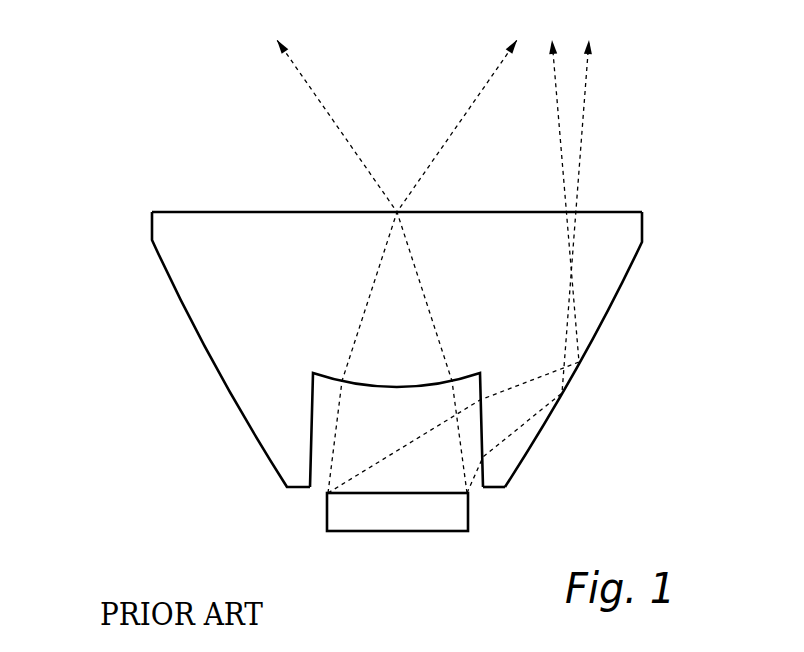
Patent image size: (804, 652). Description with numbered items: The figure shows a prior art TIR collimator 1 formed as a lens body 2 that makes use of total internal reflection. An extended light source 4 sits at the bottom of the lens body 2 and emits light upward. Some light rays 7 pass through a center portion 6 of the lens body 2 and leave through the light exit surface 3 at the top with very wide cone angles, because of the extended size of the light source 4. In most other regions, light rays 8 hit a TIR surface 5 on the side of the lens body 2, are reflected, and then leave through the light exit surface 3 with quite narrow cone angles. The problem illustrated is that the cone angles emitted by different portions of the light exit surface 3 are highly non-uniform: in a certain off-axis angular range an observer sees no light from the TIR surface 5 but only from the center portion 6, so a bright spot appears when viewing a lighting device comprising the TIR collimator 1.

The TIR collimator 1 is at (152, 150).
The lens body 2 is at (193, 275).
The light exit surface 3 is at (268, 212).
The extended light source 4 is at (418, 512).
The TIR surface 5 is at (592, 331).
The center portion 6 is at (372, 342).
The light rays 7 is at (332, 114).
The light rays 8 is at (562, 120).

********************

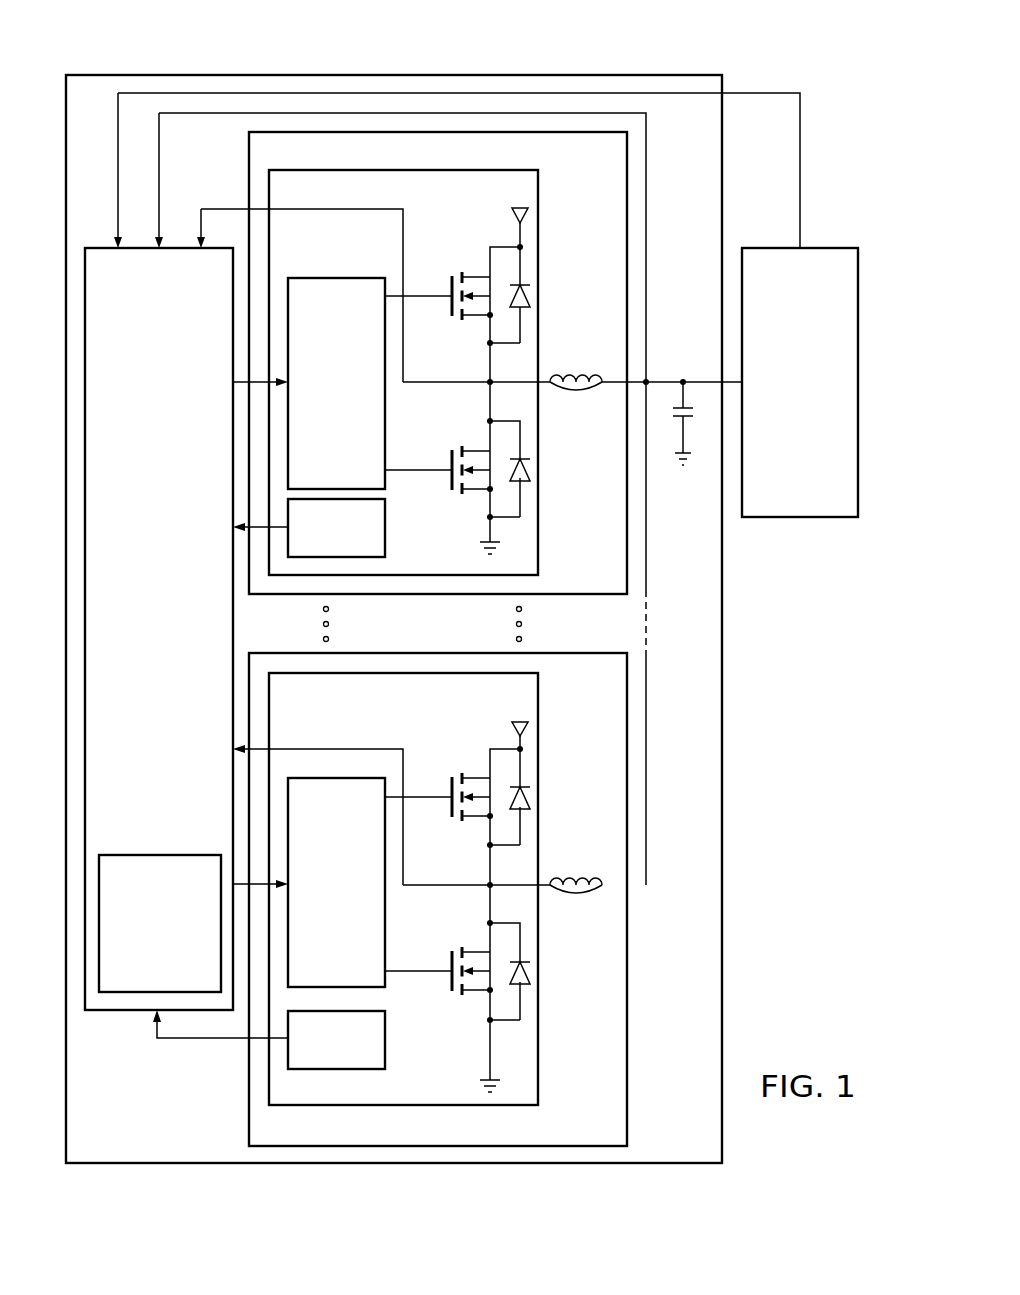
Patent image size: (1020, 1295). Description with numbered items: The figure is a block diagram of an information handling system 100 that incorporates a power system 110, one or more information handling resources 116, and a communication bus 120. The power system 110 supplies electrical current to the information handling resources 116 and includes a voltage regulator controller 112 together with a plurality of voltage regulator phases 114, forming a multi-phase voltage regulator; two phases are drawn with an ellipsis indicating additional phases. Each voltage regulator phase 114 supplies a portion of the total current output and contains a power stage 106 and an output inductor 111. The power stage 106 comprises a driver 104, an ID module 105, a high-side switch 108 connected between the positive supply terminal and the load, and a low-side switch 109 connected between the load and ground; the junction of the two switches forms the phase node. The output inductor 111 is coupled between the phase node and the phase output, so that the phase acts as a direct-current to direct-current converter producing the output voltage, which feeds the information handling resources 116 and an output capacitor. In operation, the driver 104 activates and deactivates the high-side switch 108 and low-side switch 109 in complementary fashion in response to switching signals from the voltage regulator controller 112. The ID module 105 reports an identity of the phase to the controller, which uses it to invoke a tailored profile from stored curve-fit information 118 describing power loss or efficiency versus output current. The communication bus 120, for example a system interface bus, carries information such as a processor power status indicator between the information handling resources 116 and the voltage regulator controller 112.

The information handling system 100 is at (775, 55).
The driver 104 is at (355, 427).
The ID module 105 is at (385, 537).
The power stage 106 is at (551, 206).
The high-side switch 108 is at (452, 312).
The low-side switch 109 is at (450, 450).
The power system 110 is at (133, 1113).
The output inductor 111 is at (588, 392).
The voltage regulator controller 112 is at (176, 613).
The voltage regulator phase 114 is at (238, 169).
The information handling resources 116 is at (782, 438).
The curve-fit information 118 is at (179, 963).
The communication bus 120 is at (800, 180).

********************

Consegna
Cita parola per parola le righe delle voci sopra, dalla riga che contiene "Patent image size: (804, 652)." fino alla riga che contiene "The light rays 8 is at (562, 120).", entrambe comprese.

Risultato corretto
Patent image size: (804, 652). Description with numbered items: The figure shows a prior art TIR collimator 1 formed as a lens body 2 that makes use of total internal reflection. An extended light source 4 sits at the bottom of the lens body 2 and emits light upward. Some light rays 7 pass through a center portion 6 of the lens body 2 and leave through the light exit surface 3 at the top with very wide cone angles, because of the extended size of the light source 4. In most other regions, light rays 8 hit a TIR surface 5 on the side of the lens body 2, are reflected, and then leave through the light exit surface 3 with quite narrow cone angles. The problem illustrated is that the cone angles emitted by different portions of the light exit surface 3 are highly non-uniform: in a certain off-axis angular range an observer sees no light from the TIR surface 5 but only from the center portion 6, so a bright spot appears when viewing a lighting device comprising the TIR collimator 1.

The TIR collimator 1 is at (152, 150).
The lens body 2 is at (193, 275).
The light exit surface 3 is at (268, 212).
The extended light source 4 is at (418, 512).
The TIR surface 5 is at (592, 331).
The center portion 6 is at (372, 342).
The light rays 7 is at (332, 114).
The light rays 8 is at (562, 120).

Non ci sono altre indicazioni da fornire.